OBJECTIVE — Find every line with the word "szemüveget" and give their count, nothing else.
[start of RECORDS SHOWN]
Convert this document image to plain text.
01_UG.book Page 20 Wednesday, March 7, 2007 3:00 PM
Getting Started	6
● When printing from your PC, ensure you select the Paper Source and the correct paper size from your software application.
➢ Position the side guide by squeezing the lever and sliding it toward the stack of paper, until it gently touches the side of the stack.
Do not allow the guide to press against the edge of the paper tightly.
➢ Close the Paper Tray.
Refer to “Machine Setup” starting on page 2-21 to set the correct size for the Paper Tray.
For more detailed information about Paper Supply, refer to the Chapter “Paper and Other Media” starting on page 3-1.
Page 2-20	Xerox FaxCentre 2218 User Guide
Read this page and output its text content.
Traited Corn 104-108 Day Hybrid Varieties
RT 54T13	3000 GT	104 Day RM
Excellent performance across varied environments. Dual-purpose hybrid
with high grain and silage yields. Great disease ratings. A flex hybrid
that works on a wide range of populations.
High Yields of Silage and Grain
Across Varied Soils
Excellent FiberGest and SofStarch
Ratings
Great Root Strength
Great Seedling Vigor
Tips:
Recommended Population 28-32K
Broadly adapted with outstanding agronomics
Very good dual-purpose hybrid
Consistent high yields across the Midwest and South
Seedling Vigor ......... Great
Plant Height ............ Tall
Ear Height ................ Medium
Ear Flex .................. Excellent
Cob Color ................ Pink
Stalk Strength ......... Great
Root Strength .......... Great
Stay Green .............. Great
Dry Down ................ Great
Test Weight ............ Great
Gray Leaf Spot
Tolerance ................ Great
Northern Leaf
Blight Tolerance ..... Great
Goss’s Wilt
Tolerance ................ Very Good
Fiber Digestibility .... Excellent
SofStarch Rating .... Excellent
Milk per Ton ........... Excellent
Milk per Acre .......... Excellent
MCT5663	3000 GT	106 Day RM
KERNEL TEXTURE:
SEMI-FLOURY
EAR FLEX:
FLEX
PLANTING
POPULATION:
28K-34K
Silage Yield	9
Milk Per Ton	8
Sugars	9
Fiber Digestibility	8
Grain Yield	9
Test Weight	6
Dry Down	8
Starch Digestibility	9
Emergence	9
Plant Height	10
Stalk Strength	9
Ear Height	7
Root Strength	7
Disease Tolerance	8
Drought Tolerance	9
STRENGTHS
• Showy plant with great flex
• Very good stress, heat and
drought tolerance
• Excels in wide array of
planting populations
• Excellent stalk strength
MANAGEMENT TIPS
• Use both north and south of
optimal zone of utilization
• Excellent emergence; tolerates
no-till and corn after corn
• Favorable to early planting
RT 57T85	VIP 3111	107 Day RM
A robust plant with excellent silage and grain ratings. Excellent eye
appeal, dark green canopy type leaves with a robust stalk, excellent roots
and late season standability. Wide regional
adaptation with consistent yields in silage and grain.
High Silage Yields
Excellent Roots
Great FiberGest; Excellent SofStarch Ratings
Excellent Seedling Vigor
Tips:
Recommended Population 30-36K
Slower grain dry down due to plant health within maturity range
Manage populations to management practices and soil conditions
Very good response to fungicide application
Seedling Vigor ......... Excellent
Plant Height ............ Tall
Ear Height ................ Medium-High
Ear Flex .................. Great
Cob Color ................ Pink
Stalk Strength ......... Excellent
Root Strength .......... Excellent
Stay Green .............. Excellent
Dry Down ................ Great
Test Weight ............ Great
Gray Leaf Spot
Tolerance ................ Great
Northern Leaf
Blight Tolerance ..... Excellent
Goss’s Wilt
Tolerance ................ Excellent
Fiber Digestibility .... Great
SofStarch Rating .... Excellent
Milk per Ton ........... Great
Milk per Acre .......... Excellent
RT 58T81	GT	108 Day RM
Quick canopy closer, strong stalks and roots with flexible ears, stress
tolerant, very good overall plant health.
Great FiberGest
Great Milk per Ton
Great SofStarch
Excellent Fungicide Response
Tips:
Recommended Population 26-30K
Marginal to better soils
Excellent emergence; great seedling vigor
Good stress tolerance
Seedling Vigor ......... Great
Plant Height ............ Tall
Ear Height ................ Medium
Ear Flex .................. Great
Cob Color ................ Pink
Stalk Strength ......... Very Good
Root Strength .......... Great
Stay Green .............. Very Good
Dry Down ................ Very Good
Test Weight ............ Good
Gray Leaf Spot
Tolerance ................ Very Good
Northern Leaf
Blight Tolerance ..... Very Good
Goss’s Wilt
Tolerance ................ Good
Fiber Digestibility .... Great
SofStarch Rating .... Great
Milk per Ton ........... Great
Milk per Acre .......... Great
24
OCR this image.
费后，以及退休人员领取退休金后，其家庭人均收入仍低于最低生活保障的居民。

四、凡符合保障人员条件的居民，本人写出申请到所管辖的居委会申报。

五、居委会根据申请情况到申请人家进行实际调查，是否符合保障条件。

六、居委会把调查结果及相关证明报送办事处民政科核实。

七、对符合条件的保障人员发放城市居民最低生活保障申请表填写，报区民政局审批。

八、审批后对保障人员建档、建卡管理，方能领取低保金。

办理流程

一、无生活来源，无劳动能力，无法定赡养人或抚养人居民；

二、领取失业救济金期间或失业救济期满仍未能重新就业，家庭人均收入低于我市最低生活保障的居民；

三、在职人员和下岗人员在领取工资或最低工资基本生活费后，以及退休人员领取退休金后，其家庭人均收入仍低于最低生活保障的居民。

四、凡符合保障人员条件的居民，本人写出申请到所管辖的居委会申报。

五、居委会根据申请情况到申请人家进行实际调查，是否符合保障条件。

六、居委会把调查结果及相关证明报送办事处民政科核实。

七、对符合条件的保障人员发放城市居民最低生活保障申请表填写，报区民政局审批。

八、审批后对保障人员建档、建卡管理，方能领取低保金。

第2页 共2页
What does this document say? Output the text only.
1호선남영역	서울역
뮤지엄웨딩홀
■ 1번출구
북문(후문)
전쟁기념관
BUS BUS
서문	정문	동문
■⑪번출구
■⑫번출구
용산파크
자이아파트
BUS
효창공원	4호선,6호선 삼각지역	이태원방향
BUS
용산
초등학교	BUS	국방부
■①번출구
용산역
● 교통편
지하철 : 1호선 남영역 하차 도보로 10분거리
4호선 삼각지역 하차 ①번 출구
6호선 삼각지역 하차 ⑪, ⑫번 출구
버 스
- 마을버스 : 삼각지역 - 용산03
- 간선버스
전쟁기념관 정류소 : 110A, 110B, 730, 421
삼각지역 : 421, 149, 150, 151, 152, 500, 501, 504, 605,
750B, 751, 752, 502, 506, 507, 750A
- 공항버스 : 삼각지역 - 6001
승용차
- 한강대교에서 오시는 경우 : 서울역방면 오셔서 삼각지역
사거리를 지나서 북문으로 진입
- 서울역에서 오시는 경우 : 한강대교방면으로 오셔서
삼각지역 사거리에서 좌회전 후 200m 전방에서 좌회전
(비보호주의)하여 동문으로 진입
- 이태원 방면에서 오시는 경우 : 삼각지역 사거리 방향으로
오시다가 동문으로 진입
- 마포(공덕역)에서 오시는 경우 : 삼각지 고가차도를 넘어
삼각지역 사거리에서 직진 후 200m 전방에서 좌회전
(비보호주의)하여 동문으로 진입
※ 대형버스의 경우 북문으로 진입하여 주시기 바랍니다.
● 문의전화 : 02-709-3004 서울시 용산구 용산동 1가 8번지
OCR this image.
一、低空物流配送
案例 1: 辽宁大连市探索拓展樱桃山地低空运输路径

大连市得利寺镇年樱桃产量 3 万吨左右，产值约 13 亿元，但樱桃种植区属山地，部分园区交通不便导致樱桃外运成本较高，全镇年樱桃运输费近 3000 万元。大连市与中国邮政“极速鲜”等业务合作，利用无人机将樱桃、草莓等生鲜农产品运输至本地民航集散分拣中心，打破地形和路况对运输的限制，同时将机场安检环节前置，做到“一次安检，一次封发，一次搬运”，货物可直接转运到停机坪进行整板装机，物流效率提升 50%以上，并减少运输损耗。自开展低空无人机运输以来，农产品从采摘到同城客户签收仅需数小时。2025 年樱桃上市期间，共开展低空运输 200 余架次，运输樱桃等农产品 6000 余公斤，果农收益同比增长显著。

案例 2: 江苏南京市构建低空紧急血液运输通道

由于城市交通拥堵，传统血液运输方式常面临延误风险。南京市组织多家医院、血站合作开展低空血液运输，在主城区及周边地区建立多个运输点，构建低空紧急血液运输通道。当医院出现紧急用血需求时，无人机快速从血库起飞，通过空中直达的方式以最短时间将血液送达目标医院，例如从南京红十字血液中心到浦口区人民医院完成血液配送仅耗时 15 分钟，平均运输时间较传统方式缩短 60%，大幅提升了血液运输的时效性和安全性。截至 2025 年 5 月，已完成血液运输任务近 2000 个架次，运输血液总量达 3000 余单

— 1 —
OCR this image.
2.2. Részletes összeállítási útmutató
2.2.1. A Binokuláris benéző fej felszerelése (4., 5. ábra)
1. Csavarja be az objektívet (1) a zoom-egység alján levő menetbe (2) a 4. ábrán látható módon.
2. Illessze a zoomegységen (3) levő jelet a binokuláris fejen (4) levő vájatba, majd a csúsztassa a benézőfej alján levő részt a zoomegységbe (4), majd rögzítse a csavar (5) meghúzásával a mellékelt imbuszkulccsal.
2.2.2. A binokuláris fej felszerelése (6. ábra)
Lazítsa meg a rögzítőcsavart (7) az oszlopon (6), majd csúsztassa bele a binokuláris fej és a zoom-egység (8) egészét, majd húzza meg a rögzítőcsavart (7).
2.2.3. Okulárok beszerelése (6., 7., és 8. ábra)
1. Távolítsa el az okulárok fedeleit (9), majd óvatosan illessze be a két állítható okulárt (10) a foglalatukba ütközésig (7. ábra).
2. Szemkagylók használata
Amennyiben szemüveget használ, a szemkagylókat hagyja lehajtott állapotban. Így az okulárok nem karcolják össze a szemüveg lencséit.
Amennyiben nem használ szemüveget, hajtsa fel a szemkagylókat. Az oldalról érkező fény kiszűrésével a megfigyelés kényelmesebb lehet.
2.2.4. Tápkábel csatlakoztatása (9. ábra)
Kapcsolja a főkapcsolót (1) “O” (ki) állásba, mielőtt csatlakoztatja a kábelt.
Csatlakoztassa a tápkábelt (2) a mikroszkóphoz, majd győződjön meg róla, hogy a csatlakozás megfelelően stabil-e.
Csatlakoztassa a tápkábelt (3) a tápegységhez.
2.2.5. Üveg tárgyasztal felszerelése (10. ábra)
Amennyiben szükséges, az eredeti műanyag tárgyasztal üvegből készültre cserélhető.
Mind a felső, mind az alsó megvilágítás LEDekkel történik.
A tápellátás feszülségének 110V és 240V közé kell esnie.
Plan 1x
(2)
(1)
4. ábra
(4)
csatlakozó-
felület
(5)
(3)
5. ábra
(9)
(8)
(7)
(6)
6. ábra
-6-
[end of RECORDS SHOWN]
ANSWER IN FULL — 2